> **Given passage**:
1.1 Strategies and procedures for solving addition and subtraction problems up to 100

Generally, three different types of strategies can be distinguished for solving addition and subtraction problems with numbers up to 100: splitting, stringing, and varying (Van den Heuvel-Panhuizen, 2001). Although researchers do not always use the same wording—for example, other expressions can be found in Klein, Beishuizen, & Treffers (1998) and Torbeyns, De Smedt et al., (2009)—there is broad agreement about the general meaning of these strategies. To use a splitting strategy, the subtraction problem is solved by decimally splitting both the minuend and the subtrahend and processing the tens and the ones separately (e.g., 54 − 31 is calculated as 50 − 30 and 4 − 1, with 23 as the final answer). With a stringing strategy, the starting number, which could be either the minuend or subtrahend, is kept whole and the second number is added or subtracted in parts (e.g., 63 − 47 is calculated as 63 − 40 = 23, then 23 − 3, and, finally, 20 − 4 = 16). Applying a varying strategy requires a flexible processing of numbers that is based on known number relationships and properties of operations. For example, a number that is not the intended subtrahend but that is easier to handle may be taken away from the minuend, and afterwards, this “wrong number” is compensated (e.g., 77 − 29 is calculated by 77 − 30 = 47, and then 47 + 1). Another example of a varying strategy is to change the subtraction into an easier problem by keeping the difference between the minuend and the subtrahend the same (e.g., 77 − 29 is calculated by 78 − 30).

Torbeyns, De Smedt et al., (2009) describe subtraction in a different way. They distinguish (1) direct subtraction (DS), which means taking away the subtrahend from the minuend; (2) indirect addition (IA), which means adding on from the subtrahend until the minuend is reached; and (3) indirect subtraction (IS), which means subtracting from the minuend until the subtrahend is reached.

According to Torbeyns, De Smedt et al., (2009), splitting, stringing, and varying belong to the class of DS procedures, whereas IA is considered as a separate class of procedures which do not fit the three strategies. However, we see this differently. Splitting, stringing, and varying can be considered strategies which all describe how we deal with the numbers involved (in splitting, both numbers are decimally decomposed in tens and ones; in stringing, one number is kept as a whole number; and in varying, one or both numbers are changed in order to get an easier problem). In contrast to these strategies, we can call DS, IA, and IS procedures which describe calculations from the perspective of how the operation is carried out. In fact, the strategies and the procedures complement each other. Together, they offer a complete framework for describing how students solve additions and subtractions up to 100.

Saved entries
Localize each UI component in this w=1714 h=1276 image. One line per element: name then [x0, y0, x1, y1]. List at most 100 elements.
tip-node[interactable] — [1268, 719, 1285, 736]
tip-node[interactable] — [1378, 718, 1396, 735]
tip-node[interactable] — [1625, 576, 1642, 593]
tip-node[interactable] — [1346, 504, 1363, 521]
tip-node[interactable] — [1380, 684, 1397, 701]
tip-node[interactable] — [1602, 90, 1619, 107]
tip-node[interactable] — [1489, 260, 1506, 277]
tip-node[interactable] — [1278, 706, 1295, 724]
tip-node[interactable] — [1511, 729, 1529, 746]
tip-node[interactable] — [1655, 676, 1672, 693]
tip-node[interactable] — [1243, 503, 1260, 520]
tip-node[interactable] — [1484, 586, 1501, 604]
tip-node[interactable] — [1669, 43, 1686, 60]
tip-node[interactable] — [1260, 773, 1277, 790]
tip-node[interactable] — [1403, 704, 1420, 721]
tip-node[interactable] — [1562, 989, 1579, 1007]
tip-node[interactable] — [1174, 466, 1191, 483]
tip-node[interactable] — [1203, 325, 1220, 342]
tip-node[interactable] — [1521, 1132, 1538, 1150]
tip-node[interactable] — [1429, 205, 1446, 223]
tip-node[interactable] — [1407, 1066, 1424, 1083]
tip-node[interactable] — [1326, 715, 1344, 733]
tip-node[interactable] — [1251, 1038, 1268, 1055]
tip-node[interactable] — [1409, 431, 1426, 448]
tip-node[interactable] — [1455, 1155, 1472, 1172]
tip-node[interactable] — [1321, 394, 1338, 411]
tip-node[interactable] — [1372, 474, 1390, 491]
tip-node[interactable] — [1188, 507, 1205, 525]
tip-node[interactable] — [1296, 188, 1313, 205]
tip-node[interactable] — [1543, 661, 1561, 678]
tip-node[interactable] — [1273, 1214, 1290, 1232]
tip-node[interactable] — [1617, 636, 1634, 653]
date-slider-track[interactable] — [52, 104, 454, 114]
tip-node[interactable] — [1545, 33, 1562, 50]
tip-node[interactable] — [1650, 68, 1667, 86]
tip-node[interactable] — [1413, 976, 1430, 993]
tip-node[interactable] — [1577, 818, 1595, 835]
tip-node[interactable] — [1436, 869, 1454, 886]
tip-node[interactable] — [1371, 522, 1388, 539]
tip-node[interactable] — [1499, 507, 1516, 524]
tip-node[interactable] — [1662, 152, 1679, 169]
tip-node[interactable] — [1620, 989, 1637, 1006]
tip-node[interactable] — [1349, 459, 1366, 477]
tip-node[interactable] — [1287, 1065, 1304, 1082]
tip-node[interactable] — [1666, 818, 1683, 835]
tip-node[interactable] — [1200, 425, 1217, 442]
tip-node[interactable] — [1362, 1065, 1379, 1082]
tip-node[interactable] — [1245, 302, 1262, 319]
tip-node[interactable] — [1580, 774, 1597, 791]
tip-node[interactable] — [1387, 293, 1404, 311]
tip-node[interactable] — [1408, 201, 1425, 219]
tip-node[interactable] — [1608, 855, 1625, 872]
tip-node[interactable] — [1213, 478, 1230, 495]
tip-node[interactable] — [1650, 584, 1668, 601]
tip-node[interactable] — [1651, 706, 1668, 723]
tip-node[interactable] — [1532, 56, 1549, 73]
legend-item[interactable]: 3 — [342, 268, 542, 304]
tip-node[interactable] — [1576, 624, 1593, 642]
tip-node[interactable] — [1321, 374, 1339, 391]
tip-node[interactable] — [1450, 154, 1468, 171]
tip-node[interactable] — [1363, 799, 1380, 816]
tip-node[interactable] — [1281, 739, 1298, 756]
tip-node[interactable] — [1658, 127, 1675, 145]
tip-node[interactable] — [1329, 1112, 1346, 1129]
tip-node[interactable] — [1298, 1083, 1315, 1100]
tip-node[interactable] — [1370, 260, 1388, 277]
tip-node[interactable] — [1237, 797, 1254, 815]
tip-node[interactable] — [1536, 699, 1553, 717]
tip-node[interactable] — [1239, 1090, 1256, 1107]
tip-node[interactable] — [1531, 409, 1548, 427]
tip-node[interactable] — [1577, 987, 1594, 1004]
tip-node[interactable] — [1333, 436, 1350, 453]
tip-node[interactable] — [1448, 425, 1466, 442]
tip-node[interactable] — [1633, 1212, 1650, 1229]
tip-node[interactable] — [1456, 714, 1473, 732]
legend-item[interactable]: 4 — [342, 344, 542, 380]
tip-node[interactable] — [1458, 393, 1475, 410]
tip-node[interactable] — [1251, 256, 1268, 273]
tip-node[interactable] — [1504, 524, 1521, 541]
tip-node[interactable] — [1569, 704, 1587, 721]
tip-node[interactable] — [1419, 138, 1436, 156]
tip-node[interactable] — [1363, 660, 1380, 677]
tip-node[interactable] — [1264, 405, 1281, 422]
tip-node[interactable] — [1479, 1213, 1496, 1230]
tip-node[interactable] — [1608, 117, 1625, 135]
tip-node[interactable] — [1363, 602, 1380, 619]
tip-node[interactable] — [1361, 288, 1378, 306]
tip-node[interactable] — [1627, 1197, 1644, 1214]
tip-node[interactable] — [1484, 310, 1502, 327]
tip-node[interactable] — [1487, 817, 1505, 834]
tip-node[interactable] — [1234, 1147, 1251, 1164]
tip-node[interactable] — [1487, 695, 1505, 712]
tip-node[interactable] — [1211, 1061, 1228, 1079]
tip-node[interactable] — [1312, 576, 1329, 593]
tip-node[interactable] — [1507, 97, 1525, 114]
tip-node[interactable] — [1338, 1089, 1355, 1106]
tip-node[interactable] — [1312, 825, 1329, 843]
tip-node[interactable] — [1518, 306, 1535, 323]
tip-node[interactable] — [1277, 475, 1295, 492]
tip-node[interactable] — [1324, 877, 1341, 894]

> **Directions**: Pick up the passage on addition and subtraction strategies up to 100 and keep writing from its final sentence onward.

> **Reply**:
Table 1 illustrates the strategies and procedures by prototypical examples of subtraction problems in which the numbers are likely to elicit particular strategies and procedures. The framework reflects how these are related. A DS procedure often goes together with splitting or stringing. For IA and IS, stringing is the most obvious strategy; although splitting can be applied as well. Finally, when a varying strategy is applied, multiple operations are required.

Table 1 Relation between procedures and strategies illustrated with problems

1.2 Solving subtraction problems with crossing the ten

Various studies (e.g., Beishuizen, Van Putten, & Van Mulken, 1997; Fiori & Zuccheri, 2005; Kraemer et al., 2009) have shown that SE students experience many difficulties in solving subtraction problems up to 100 that require crossing the ten, i.e., problems in which the ones digit of the subtrahend is larger than that of the minuend (e.g., 62 − 58). These problems can be solved in different ways that clearly have a different success rate. A highly error-sensitive approach is to solve such problems by a DS procedure together with a splitting strategy. SE students frequently apply this combination of DS and splitting, which often leads to the mistake of reversing the ones digits (Kraemer et al., 2009). In the case of 62 − 58, this means subtracting 2 from 8 instead of 8 from 2.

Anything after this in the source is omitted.